* Objective
Filter these entries, keeping only lines that hold the word "MAIN".

* Exercise material

• • • • • • •

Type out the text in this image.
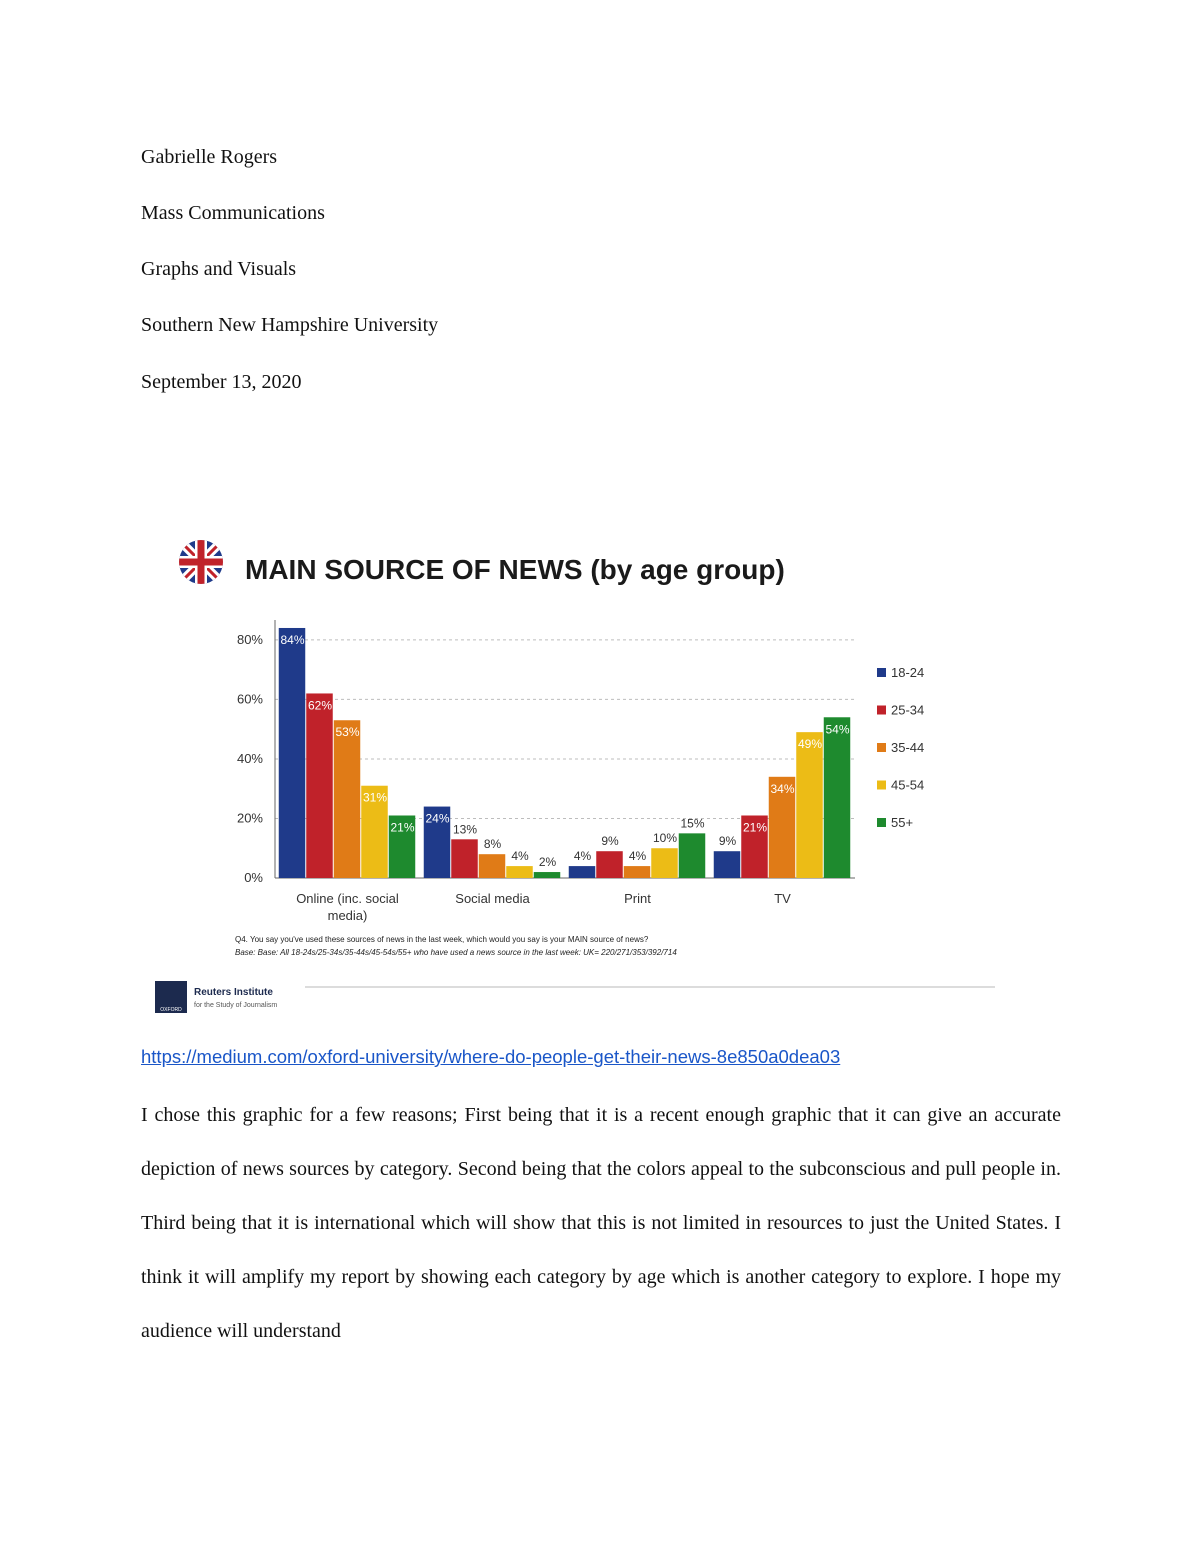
Gabrielle Rogers
Mass Communications
Graphs and Visuals
Southern New Hampshire University
September 13, 2020
MAIN SOURCE OF NEWS (by age group)
0%
20%
40%
60%
80% 84%
62%
53%
31%
21%
24%
13%
8%
4% 2% 4%
9%
4%
10%
15%
9%
21%
34%
49%
54%
Online (inc. social
media)
Social media	Print	TV
18-24
25-34
35-44
45-54
55+
Q4. You say you've used these sources of news in the last week, which would you say is your MAIN source of news?
Base: Base: All 18-24s/25-34s/35-44s/45-54s/55+ who have used a news source in the last week: UK= 220/271/353/392/714
OXFORD
Reuters Institute
for the Study of Journalism
https://medium.com/oxford-university/where-do-people-get-their-news-8e850a0dea03
I chose this graphic for a few reasons; First being that it is a recent enough graphic that it can give an accurate depiction of news sources by category. Second being that the colors appeal to the subconscious and pull people in. Third being that it is international which will show that this is not limited in resources to just the United States. I think it will amplify my report by showing each category by age which is another category to explore. I hope my audience will understand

• • • • • • •

* Exercise response
MAIN SOURCE OF NEWS (by age group)
Q4. You say you've used these sources of news in the last week, which would you say is your MAIN source of news?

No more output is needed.